Go through the entries below and print each one exactly, leaving out pictures.

-- Start The records --

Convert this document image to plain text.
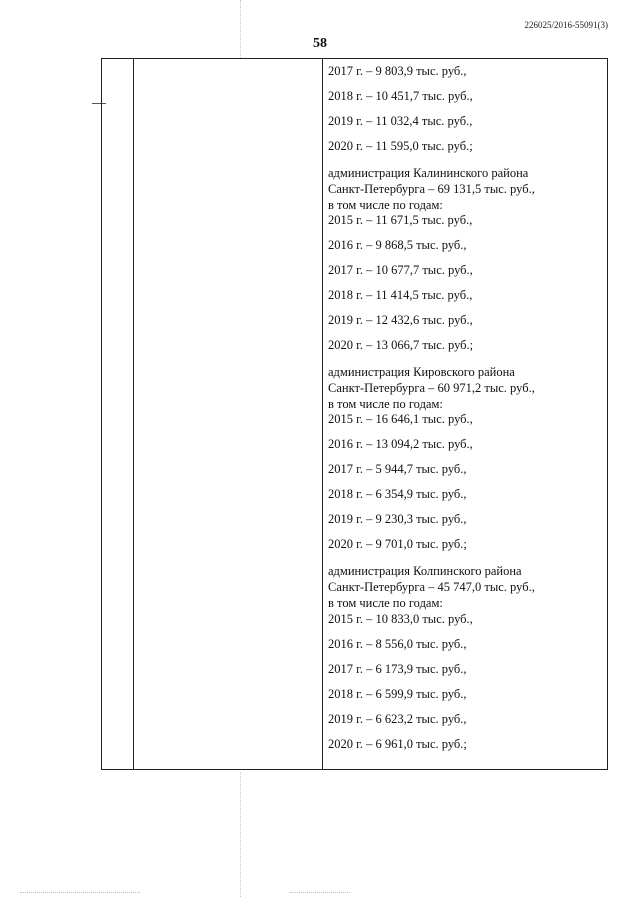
226025/2016-55091(3)
58
2017 г. – 9 803,9 тыс. руб.,
2018 г. – 10 451,7 тыс. руб.,
2019 г. – 11 032,4 тыс. руб.,
2020 г. – 11 595,0 тыс. руб.;
администрация Калининского района
Санкт-Петербурга – 69 131,5 тыс. руб.,
в том числе по годам:
2015 г. – 11 671,5 тыс. руб.,
2016 г. – 9 868,5 тыс. руб.,
2017 г. – 10 677,7 тыс. руб.,
2018 г. – 11 414,5 тыс. руб.,
2019 г. – 12 432,6 тыс. руб.,
2020 г. – 13 066,7 тыс. руб.;
администрация Кировского района
Санкт-Петербурга – 60 971,2 тыс. руб.,
в том числе по годам:
2015 г. – 16 646,1 тыс. руб.,
2016 г. – 13 094,2 тыс. руб.,
2017 г. – 5 944,7 тыс. руб.,
2018 г. – 6 354,9 тыс. руб.,
2019 г. – 9 230,3 тыс. руб.,
2020 г. – 9 701,0 тыс. руб.;
администрация Колпинского района
Санкт-Петербурга – 45 747,0 тыс. руб.,
в том числе по годам:
2015 г. – 10 833,0 тыс. руб.,
2016 г. – 8 556,0 тыс. руб.,
2017 г. – 6 173,9 тыс. руб.,
2018 г. – 6 599,9 тыс. руб.,
2019 г. – 6 623,2 тыс. руб.,
2020 г. – 6 961,0 тыс. руб.;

-- End The records --

=== The response ===
Convert this document image to plain text.
226025/2016-55091(3)
58
2017 г. – 9 803,9 тыс. руб.,
2018 г. – 10 451,7 тыс. руб.,
2019 г. – 11 032,4 тыс. руб.,
2020 г. – 11 595,0 тыс. руб.;
администрация Калининского района
Санкт-Петербурга – 69 131,5 тыс. руб.,
в том числе по годам:
2015 г. – 11 671,5 тыс. руб.,
2016 г. – 9 868,5 тыс. руб.,
2017 г. – 10 677,7 тыс. руб.,
2018 г. – 11 414,5 тыс. руб.,
2019 г. – 12 432,6 тыс. руб.,
2020 г. – 13 066,7 тыс. руб.;
администрация Кировского района
Санкт-Петербурга – 60 971,2 тыс. руб.,
в том числе по годам:
2015 г. – 16 646,1 тыс. руб.,
2016 г. – 13 094,2 тыс. руб.,
2017 г. – 5 944,7 тыс. руб.,
2018 г. – 6 354,9 тыс. руб.,
2019 г. – 9 230,3 тыс. руб.,
2020 г. – 9 701,0 тыс. руб.;
администрация Колпинского района
Санкт-Петербурга – 45 747,0 тыс. руб.,
в том числе по годам:
2015 г. – 10 833,0 тыс. руб.,
2016 г. – 8 556,0 тыс. руб.,
2017 г. – 6 173,9 тыс. руб.,
2018 г. – 6 599,9 тыс. руб.,
2019 г. – 6 623,2 тыс. руб.,
2020 г. – 6 961,0 тыс. руб.;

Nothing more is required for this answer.